--- begin ---

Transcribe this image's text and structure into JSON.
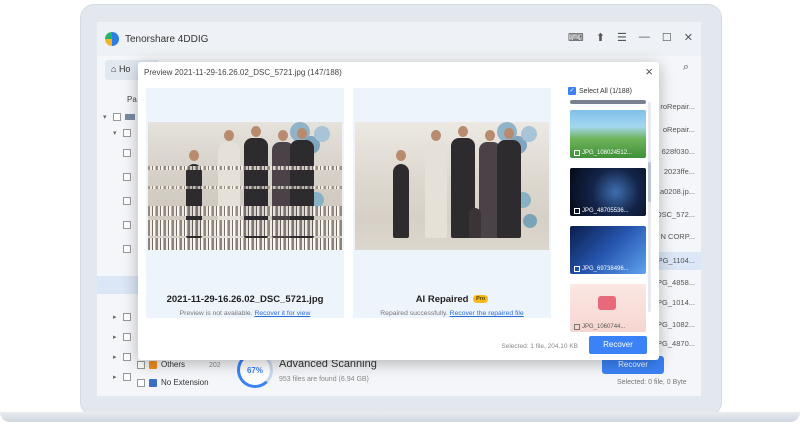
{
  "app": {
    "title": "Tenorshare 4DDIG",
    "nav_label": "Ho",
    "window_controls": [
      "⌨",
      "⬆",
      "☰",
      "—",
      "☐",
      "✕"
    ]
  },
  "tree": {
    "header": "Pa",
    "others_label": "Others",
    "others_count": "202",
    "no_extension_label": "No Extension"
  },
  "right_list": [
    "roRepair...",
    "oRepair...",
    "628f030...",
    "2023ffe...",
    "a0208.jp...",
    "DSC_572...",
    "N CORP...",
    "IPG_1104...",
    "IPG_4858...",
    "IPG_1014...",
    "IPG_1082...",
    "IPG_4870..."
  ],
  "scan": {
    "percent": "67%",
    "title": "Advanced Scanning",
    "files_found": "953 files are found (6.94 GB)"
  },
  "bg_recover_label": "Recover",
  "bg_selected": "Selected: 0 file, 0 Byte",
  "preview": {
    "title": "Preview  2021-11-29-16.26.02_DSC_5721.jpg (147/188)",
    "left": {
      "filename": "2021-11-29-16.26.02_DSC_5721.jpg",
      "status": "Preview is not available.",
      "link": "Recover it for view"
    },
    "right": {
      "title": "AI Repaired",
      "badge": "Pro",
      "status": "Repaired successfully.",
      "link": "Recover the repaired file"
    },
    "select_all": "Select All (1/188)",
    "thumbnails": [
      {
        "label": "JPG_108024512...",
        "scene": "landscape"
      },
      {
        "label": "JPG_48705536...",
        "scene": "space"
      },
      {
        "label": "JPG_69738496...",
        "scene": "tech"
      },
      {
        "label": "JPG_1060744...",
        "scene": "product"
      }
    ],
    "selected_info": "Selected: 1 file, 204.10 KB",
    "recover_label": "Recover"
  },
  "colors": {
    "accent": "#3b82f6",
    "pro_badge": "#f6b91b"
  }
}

--- end ---

Aim of the task → Every record above should be transcribed exactly; the pictures stay out of the copy.

Answer in full →
Transcribe this image's text and structure into JSON.
{
  "app": {
    "title": "Tenorshare 4DDIG",
    "nav_label": "Ho",
    "window_controls": [
      "⌨",
      "⬆",
      "☰",
      "—",
      "☐",
      "✕"
    ]
  },
  "tree": {
    "header": "Pa",
    "others_label": "Others",
    "others_count": "202",
    "no_extension_label": "No Extension"
  },
  "right_list": [
    "roRepair...",
    "oRepair...",
    "628f030...",
    "2023ffe...",
    "a0208.jp...",
    "DSC_572...",
    "N CORP...",
    "IPG_1104...",
    "IPG_4858...",
    "IPG_1014...",
    "IPG_1082...",
    "IPG_4870..."
  ],
  "scan": {
    "percent": "67%",
    "title": "Advanced Scanning",
    "files_found": "953 files are found (6.94 GB)"
  },
  "bg_recover_label": "Recover",
  "bg_selected": "Selected: 0 file, 0 Byte",
  "preview": {
    "title": "Preview  2021-11-29-16.26.02_DSC_5721.jpg (147/188)",
    "left": {
      "filename": "2021-11-29-16.26.02_DSC_5721.jpg",
      "status": "Preview is not available.",
      "link": "Recover it for view"
    },
    "right": {
      "title": "AI Repaired",
      "badge": "Pro",
      "status": "Repaired successfully.",
      "link": "Recover the repaired file"
    },
    "select_all": "Select All (1/188)",
    "thumbnails": [
      {
        "label": "JPG_108024512...",
        "scene": "landscape"
      },
      {
        "label": "JPG_48705536...",
        "scene": "space"
      },
      {
        "label": "JPG_69738496...",
        "scene": "tech"
      },
      {
        "label": "JPG_1060744...",
        "scene": "product"
      }
    ],
    "selected_info": "Selected: 1 file, 204.10 KB",
    "recover_label": "Recover"
  },
  "colors": {
    "accent": "#3b82f6",
    "pro_badge": "#f6b91b"
  }
}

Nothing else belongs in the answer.